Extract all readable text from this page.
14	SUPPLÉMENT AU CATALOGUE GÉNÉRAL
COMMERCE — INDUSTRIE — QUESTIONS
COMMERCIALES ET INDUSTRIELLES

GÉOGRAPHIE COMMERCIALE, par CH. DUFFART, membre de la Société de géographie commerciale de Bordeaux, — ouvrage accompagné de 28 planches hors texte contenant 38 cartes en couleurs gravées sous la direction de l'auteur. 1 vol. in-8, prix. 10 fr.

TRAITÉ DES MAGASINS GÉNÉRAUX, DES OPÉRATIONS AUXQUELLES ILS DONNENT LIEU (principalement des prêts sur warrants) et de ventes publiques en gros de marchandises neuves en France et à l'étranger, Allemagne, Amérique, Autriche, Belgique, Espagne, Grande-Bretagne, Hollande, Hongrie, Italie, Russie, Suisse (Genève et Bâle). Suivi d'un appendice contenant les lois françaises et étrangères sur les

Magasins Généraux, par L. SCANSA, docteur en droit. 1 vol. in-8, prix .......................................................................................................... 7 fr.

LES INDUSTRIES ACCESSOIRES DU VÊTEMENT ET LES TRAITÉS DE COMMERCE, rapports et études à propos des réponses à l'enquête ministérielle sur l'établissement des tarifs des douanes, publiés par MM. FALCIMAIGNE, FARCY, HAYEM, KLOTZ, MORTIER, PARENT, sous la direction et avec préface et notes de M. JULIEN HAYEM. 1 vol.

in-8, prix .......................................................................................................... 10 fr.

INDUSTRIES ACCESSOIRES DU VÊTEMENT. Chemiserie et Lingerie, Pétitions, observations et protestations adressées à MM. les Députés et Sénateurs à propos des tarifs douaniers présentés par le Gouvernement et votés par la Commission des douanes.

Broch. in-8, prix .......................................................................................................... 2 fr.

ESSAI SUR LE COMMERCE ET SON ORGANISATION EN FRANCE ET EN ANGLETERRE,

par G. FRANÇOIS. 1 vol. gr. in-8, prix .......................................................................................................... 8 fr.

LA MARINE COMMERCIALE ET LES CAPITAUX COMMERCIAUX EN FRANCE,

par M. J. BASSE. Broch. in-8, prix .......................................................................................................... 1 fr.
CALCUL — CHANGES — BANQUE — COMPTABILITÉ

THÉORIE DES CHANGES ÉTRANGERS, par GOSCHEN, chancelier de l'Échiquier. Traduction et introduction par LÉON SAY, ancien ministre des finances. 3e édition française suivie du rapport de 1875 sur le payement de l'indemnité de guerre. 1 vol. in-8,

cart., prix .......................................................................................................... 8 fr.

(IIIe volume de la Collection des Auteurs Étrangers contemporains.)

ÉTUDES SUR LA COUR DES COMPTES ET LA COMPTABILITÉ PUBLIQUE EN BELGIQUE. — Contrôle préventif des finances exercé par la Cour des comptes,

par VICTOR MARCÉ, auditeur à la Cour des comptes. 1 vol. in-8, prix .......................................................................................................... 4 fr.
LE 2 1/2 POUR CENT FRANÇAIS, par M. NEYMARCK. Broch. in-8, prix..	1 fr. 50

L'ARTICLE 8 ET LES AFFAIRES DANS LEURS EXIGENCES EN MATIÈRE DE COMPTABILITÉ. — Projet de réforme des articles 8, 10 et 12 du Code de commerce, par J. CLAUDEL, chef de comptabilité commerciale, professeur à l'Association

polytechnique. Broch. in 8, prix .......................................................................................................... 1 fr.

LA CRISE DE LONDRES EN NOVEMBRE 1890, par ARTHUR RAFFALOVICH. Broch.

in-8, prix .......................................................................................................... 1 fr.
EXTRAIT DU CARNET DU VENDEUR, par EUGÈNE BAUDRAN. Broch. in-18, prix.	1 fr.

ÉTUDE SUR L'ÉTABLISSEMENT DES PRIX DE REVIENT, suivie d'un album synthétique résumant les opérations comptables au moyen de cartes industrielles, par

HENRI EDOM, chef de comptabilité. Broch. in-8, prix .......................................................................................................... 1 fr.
----
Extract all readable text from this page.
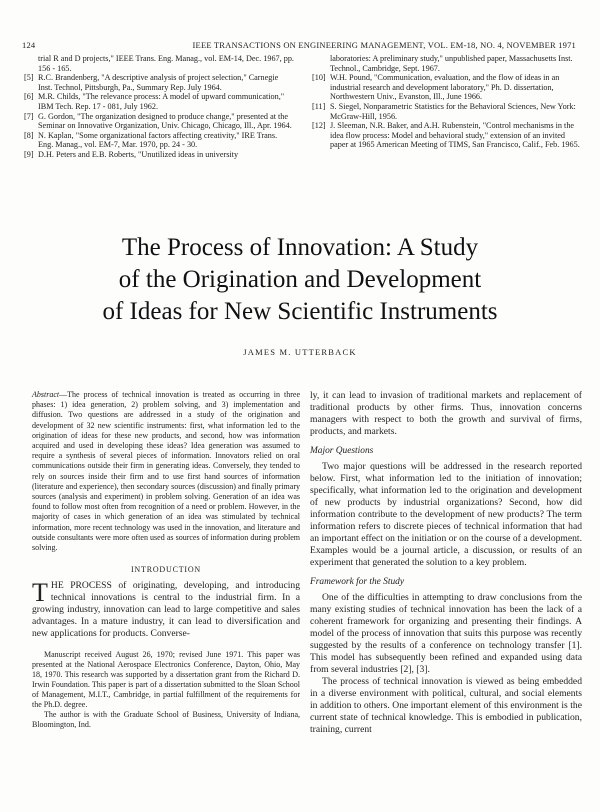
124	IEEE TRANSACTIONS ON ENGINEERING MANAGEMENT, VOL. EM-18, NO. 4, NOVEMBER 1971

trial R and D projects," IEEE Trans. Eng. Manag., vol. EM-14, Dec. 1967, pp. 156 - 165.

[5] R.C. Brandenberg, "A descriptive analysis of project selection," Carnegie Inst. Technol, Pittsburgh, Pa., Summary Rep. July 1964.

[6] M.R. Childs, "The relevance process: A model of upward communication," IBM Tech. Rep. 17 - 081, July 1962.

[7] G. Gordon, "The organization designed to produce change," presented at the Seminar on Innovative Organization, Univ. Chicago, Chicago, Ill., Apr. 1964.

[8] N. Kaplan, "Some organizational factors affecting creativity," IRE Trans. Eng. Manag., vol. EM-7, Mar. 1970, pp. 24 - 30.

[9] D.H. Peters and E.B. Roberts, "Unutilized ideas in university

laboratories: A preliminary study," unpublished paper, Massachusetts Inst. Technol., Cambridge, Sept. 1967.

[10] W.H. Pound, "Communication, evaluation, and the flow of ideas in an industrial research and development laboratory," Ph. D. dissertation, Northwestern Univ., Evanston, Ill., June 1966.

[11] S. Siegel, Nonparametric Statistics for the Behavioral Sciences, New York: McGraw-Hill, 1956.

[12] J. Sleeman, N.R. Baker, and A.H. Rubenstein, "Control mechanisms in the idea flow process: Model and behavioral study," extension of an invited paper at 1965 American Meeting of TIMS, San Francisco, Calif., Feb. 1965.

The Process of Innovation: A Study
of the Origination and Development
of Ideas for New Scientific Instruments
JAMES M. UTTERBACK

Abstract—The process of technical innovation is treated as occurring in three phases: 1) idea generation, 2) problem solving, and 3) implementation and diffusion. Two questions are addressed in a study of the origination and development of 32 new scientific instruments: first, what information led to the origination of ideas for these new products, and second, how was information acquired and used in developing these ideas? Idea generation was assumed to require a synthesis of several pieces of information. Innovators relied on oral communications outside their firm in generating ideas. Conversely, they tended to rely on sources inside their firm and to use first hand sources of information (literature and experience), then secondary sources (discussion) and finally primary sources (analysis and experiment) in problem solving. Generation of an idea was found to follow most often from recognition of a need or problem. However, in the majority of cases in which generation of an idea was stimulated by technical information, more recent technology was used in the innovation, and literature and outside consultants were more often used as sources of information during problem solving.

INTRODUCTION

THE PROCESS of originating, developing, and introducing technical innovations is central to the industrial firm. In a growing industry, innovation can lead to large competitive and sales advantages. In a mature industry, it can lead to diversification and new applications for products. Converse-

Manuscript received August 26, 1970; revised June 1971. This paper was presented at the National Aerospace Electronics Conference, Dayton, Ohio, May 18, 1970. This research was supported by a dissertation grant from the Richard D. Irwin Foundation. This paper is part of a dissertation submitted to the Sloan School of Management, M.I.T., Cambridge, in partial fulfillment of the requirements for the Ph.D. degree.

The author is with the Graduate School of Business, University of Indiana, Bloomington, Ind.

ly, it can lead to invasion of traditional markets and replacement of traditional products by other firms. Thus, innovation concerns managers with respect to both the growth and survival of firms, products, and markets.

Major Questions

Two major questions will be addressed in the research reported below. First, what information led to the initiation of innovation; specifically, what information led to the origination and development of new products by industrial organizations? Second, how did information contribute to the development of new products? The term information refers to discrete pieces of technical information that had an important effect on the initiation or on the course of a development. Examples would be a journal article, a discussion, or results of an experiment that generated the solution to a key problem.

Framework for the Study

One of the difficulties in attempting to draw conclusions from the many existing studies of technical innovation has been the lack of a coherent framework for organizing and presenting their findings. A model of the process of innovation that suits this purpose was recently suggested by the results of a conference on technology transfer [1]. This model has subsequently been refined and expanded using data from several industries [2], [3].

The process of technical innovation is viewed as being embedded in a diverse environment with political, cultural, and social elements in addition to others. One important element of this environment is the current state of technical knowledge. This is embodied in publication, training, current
----
**What you need to do**
All lines of the data above that include the word "July" must be shown.

**Solution to this task**
[5] R.C. Brandenberg, "A descriptive analysis of project selection," Carnegie Inst. Technol, Pittsburgh, Pa., Summary Rep. July 1964.
[6] M.R. Childs, "The relevance process: A model of upward communication," IBM Tech. Rep. 17 - 081, July 1962.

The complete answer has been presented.